Every entry should be repeated exactly. Omit the pictures.

* [Entries shown]:
= = = = =

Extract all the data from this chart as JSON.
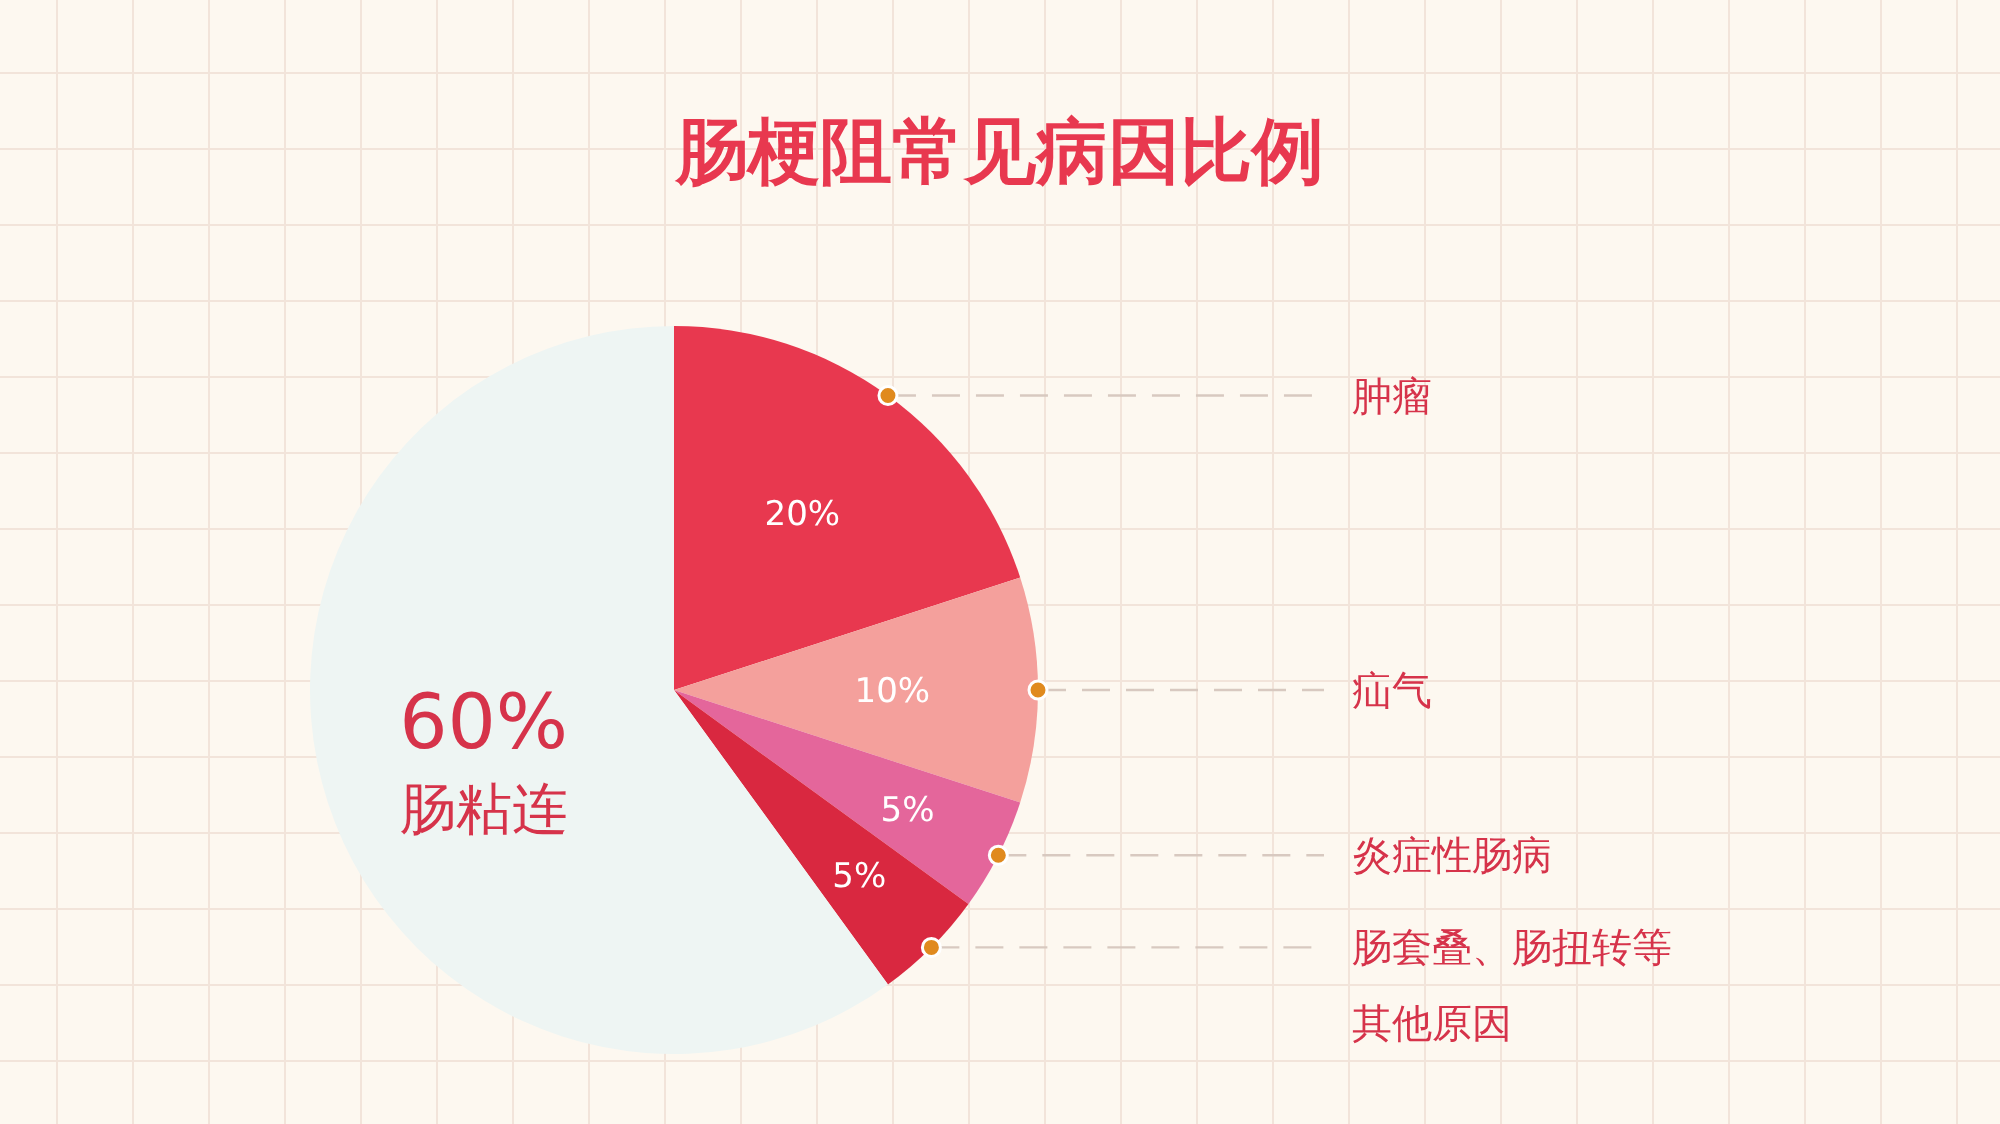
{
  "chart_data": {
    "type": "pie",
    "title": "肠梗阻常见病因比例",
    "categories": [
      "肿瘤",
      "疝气",
      "炎症性肠病",
      "肠套叠、肠扭转等其他原因",
      "肠粘连"
    ],
    "values": [
      20,
      10,
      5,
      5,
      60
    ],
    "value_labels": [
      "20%",
      "10%",
      "5%",
      "5%",
      "60%"
    ],
    "colors": [
      "#e8384f",
      "#f4a09c",
      "#e4669b",
      "#d92840",
      "#eef5f3"
    ]
  }
}
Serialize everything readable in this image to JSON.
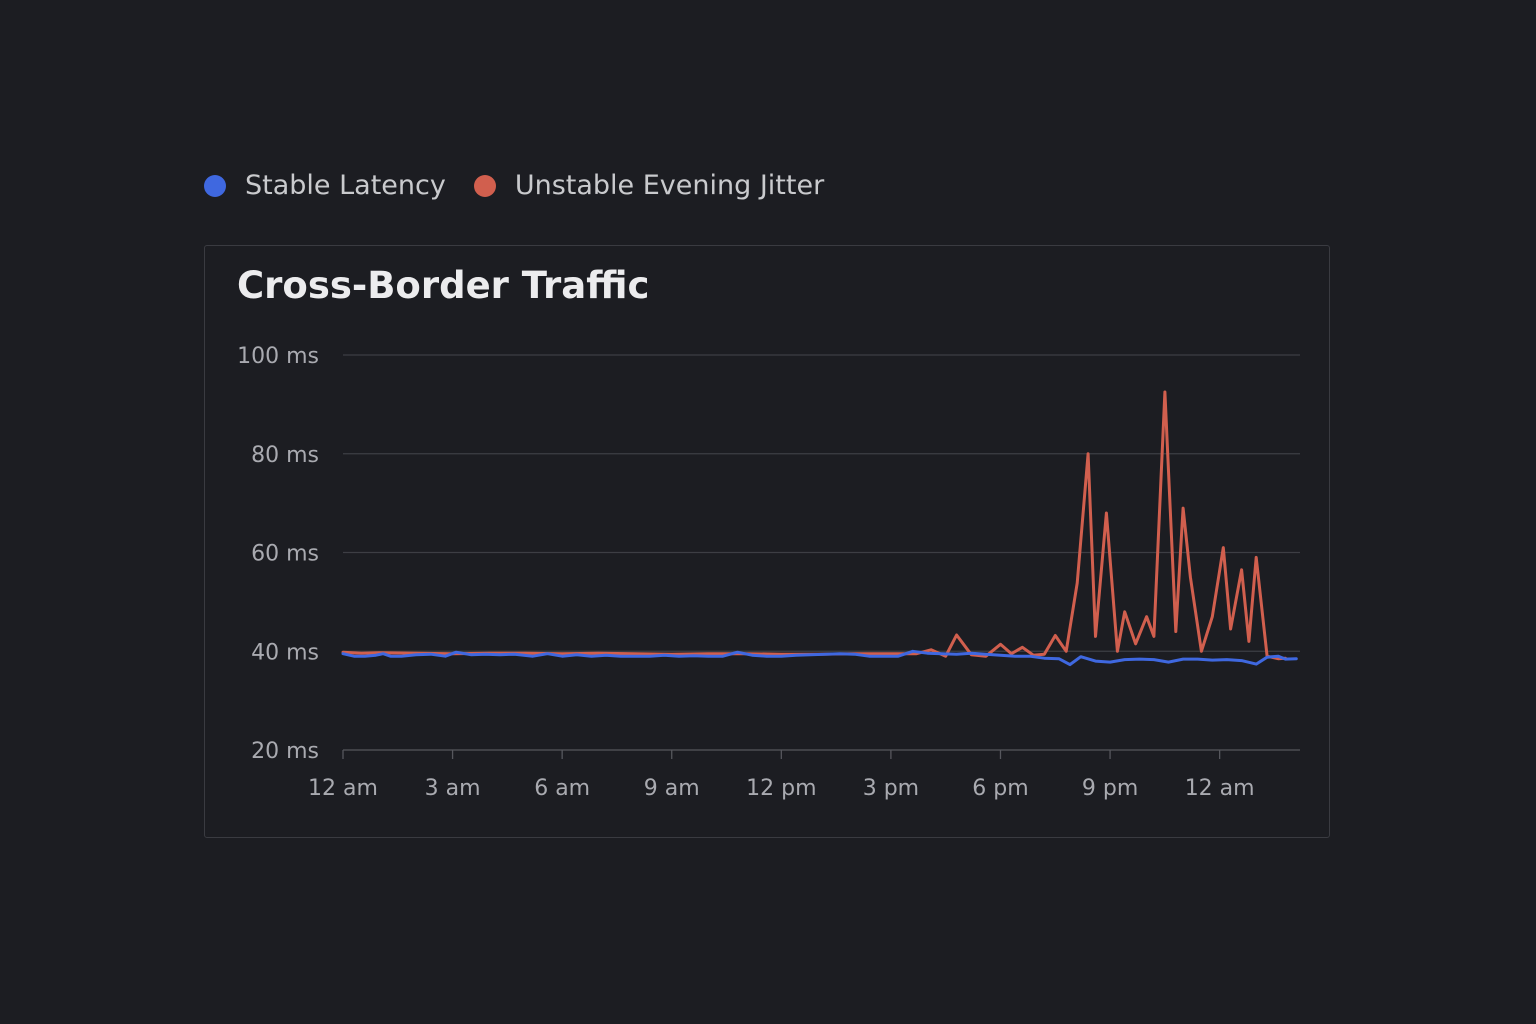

= = = = =

* [Result for this exercise]:
Extract all the data from this chart as JSON.
{
  "chart_data": {
    "type": "pie",
    "title": "肠梗阻常见病因比例",
    "categories": [
      "肿瘤",
      "疝气",
      "炎症性肠病",
      "肠套叠、肠扭转等其他原因",
      "肠粘连"
    ],
    "values": [
      20,
      10,
      5,
      5,
      60
    ],
    "value_labels": [
      "20%",
      "10%",
      "5%",
      "5%",
      "60%"
    ],
    "colors": [
      "#e8384f",
      "#f4a09c",
      "#e4669b",
      "#d92840",
      "#eef5f3"
    ]
  }
}
Serialize everything readable in this image to JSON.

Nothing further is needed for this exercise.